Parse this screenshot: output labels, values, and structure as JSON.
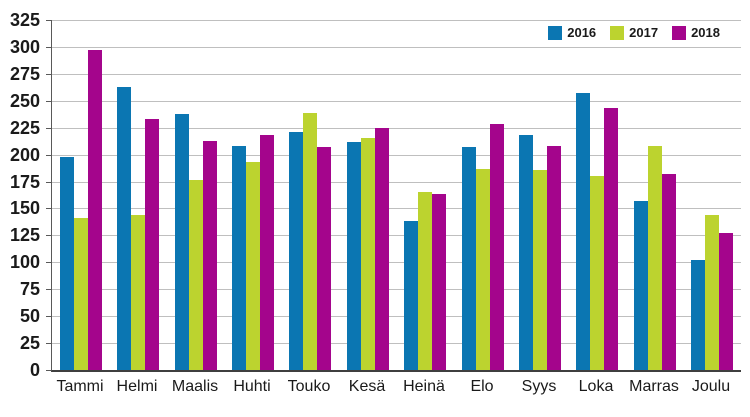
{
  "chart_data": {
    "type": "bar",
    "title": "",
    "xlabel": "",
    "ylabel": "",
    "categories": [
      "Tammi",
      "Helmi",
      "Maalis",
      "Huhti",
      "Touko",
      "Kesä",
      "Heinä",
      "Elo",
      "Syys",
      "Loka",
      "Marras",
      "Joulu"
    ],
    "series": [
      {
        "name": "2016",
        "color": "#0b76b2",
        "values": [
          198,
          263,
          238,
          208,
          221,
          212,
          138,
          207,
          218,
          257,
          157,
          102
        ]
      },
      {
        "name": "2017",
        "color": "#bcd32f",
        "values": [
          141,
          144,
          176,
          193,
          239,
          215,
          165,
          187,
          186,
          180,
          208,
          144
        ]
      },
      {
        "name": "2018",
        "color": "#a4058c",
        "values": [
          297,
          233,
          213,
          218,
          207,
          225,
          163,
          228,
          208,
          243,
          182,
          127
        ]
      }
    ],
    "ylim": [
      0,
      325
    ],
    "yticks": [
      0,
      25,
      50,
      75,
      100,
      125,
      150,
      175,
      200,
      225,
      250,
      275,
      300,
      325
    ],
    "grid": true,
    "legend_position": "top-right"
  },
  "colors": {
    "gridline": "#bfbfbf",
    "axis": "#595959",
    "text": "#1a1a1a",
    "background": "#ffffff"
  }
}
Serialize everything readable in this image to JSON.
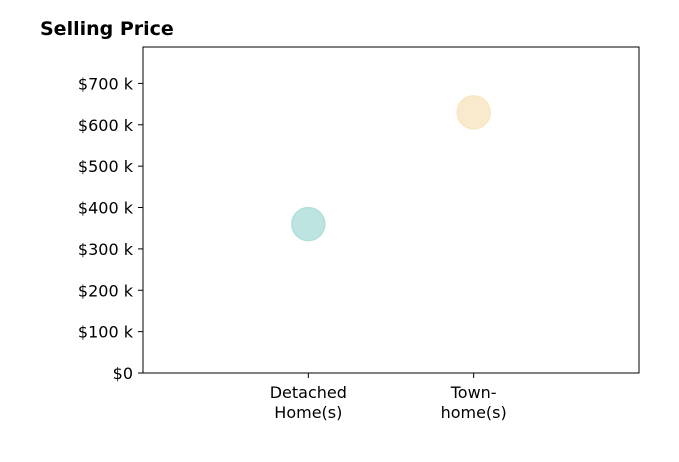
{
  "chart_data": {
    "type": "scatter",
    "title": "Selling Price",
    "xlabel": "",
    "ylabel": "",
    "categories": [
      [
        "Detached",
        "Home(s)"
      ],
      [
        "Town-",
        "home(s)"
      ]
    ],
    "yticks": [
      {
        "value": 0,
        "label": "$0"
      },
      {
        "value": 100,
        "label": "$100 k"
      },
      {
        "value": 200,
        "label": "$200 k"
      },
      {
        "value": 300,
        "label": "$300 k"
      },
      {
        "value": 400,
        "label": "$400 k"
      },
      {
        "value": 500,
        "label": "$500 k"
      },
      {
        "value": 600,
        "label": "$600 k"
      },
      {
        "value": 700,
        "label": "$700 k"
      }
    ],
    "ylim": [
      0,
      788
    ],
    "xlim": [
      -1,
      2
    ],
    "grid": false,
    "legend": "none",
    "series": [
      {
        "points": [
          {
            "category_index": 0,
            "y": 360,
            "color": "#b2dfdb"
          },
          {
            "category_index": 1,
            "y": 630,
            "color": "#f8e6c4"
          }
        ]
      }
    ]
  }
}
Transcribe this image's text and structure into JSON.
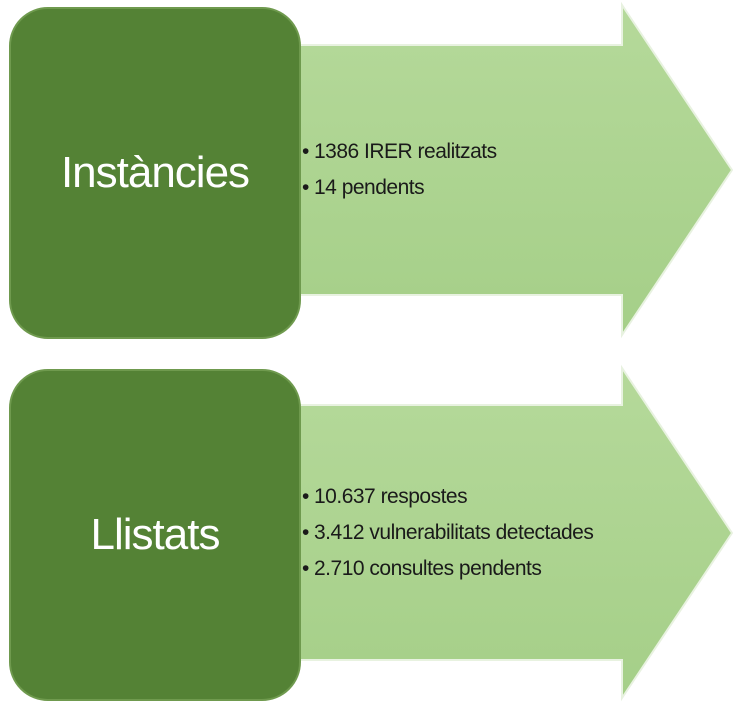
{
  "items": [
    {
      "label": "Instàncies",
      "bullets": [
        "1386 IRER realitzats",
        "14 pendents"
      ]
    },
    {
      "label": "Llistats",
      "bullets": [
        "10.637 respostes",
        "3.412 vulnerabilitats detectades",
        "2.710 consultes pendents"
      ]
    }
  ]
}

# # # # # # #

AIM OF THE EXERCISE => Output the material word for word, omitting its pictures.

RESULT =>
Parse this screenshot: output labels, values, and structure as JSON.
{
  "chart_data": {
    "type": "bar",
    "title": "",
    "xlabel": "",
    "ylabel": "",
    "categories": [
      "Tammi",
      "Helmi",
      "Maalis",
      "Huhti",
      "Touko",
      "Kesä",
      "Heinä",
      "Elo",
      "Syys",
      "Loka",
      "Marras",
      "Joulu"
    ],
    "series": [
      {
        "name": "2016",
        "color": "#0b76b2",
        "values": [
          198,
          263,
          238,
          208,
          221,
          212,
          138,
          207,
          218,
          257,
          157,
          102
        ]
      },
      {
        "name": "2017",
        "color": "#bcd32f",
        "values": [
          141,
          144,
          176,
          193,
          239,
          215,
          165,
          187,
          186,
          180,
          208,
          144
        ]
      },
      {
        "name": "2018",
        "color": "#a4058c",
        "values": [
          297,
          233,
          213,
          218,
          207,
          225,
          163,
          228,
          208,
          243,
          182,
          127
        ]
      }
    ],
    "ylim": [
      0,
      325
    ],
    "yticks": [
      0,
      25,
      50,
      75,
      100,
      125,
      150,
      175,
      200,
      225,
      250,
      275,
      300,
      325
    ],
    "grid": true,
    "legend_position": "top-right"
  },
  "colors": {
    "gridline": "#bfbfbf",
    "axis": "#595959",
    "text": "#1a1a1a",
    "background": "#ffffff"
  }
}
Serialize everything readable in this image to JSON.
{
  "chart_data": {
    "type": "scatter",
    "title": "Selling Price",
    "xlabel": "",
    "ylabel": "",
    "categories": [
      [
        "Detached",
        "Home(s)"
      ],
      [
        "Town-",
        "home(s)"
      ]
    ],
    "yticks": [
      {
        "value": 0,
        "label": "$0"
      },
      {
        "value": 100,
        "label": "$100 k"
      },
      {
        "value": 200,
        "label": "$200 k"
      },
      {
        "value": 300,
        "label": "$300 k"
      },
      {
        "value": 400,
        "label": "$400 k"
      },
      {
        "value": 500,
        "label": "$500 k"
      },
      {
        "value": 600,
        "label": "$600 k"
      },
      {
        "value": 700,
        "label": "$700 k"
      }
    ],
    "ylim": [
      0,
      788
    ],
    "xlim": [
      -1,
      2
    ],
    "grid": false,
    "legend": "none",
    "series": [
      {
        "points": [
          {
            "category_index": 0,
            "y": 360,
            "color": "#b2dfdb"
          },
          {
            "category_index": 1,
            "y": 630,
            "color": "#f8e6c4"
          }
        ]
      }
    ]
  }
}
Transcribe this image's text and structure into JSON.
{
  "items": [
    {
      "label": "Instàncies",
      "bullets": [
        "1386 IRER realitzats",
        "14 pendents"
      ]
    },
    {
      "label": "Llistats",
      "bullets": [
        "10.637 respostes",
        "3.412 vulnerabilitats detectades",
        "2.710 consultes pendents"
      ]
    }
  ]
}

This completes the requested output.